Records
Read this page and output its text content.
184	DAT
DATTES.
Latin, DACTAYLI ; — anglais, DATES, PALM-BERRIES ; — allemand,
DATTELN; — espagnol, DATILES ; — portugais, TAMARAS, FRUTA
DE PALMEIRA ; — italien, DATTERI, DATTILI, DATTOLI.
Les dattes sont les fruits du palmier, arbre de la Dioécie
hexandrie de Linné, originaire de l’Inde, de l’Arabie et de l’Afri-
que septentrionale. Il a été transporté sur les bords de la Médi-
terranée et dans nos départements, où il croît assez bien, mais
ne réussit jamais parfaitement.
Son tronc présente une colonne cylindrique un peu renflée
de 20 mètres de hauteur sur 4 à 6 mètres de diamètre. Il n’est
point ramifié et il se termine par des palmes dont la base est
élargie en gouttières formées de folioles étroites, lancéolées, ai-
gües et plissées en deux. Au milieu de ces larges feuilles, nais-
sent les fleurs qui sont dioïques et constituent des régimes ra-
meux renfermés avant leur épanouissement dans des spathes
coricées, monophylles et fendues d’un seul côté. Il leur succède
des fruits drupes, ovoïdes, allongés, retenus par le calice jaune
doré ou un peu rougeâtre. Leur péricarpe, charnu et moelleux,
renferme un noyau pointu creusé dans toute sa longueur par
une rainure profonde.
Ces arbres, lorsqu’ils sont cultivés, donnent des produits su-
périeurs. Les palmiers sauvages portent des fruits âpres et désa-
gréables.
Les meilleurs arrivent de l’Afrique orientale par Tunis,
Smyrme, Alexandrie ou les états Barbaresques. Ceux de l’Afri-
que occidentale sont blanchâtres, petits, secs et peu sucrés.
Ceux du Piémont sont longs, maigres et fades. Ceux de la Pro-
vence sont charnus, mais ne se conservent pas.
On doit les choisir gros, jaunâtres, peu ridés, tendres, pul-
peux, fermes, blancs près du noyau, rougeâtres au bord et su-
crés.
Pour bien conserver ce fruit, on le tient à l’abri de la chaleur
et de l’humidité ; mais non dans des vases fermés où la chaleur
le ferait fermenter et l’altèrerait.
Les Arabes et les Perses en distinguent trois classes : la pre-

- _Stated exercise_
Each line of the material above must be retyped precisely.

- _Reply to the exercise_
Read this page and output its text content.
184	DAT
DATTES.
Latin, DACTAYLI ; — anglais, DATES, PALM-BERRIES ; — allemand,
DATTELN; — espagnol, DATILES ; — portugais, TAMARAS, FRUTA
DE PALMEIRA ; — italien, DATTERI, DATTILI, DATTOLI.
Les dattes sont les fruits du palmier, arbre de la Dioécie
hexandrie de Linné, originaire de l’Inde, de l’Arabie et de l’Afri-
que septentrionale. Il a été transporté sur les bords de la Médi-
terranée et dans nos départements, où il croît assez bien, mais
ne réussit jamais parfaitement.
Son tronc présente une colonne cylindrique un peu renflée
de 20 mètres de hauteur sur 4 à 6 mètres de diamètre. Il n’est
point ramifié et il se termine par des palmes dont la base est
élargie en gouttières formées de folioles étroites, lancéolées, ai-
gües et plissées en deux. Au milieu de ces larges feuilles, nais-
sent les fleurs qui sont dioïques et constituent des régimes ra-
meux renfermés avant leur épanouissement dans des spathes
coricées, monophylles et fendues d’un seul côté. Il leur succède
des fruits drupes, ovoïdes, allongés, retenus par le calice jaune
doré ou un peu rougeâtre. Leur péricarpe, charnu et moelleux,
renferme un noyau pointu creusé dans toute sa longueur par
une rainure profonde.
Ces arbres, lorsqu’ils sont cultivés, donnent des produits su-
périeurs. Les palmiers sauvages portent des fruits âpres et désa-
gréables.
Les meilleurs arrivent de l’Afrique orientale par Tunis,
Smyrme, Alexandrie ou les états Barbaresques. Ceux de l’Afri-
que occidentale sont blanchâtres, petits, secs et peu sucrés.
Ceux du Piémont sont longs, maigres et fades. Ceux de la Pro-
vence sont charnus, mais ne se conservent pas.
On doit les choisir gros, jaunâtres, peu ridés, tendres, pul-
peux, fermes, blancs près du noyau, rougeâtres au bord et su-
crés.
Pour bien conserver ce fruit, on le tient à l’abri de la chaleur
et de l’humidité ; mais non dans des vases fermés où la chaleur
le ferait fermenter et l’altèrerait.
Les Arabes et les Perses en distinguent trois classes : la pre-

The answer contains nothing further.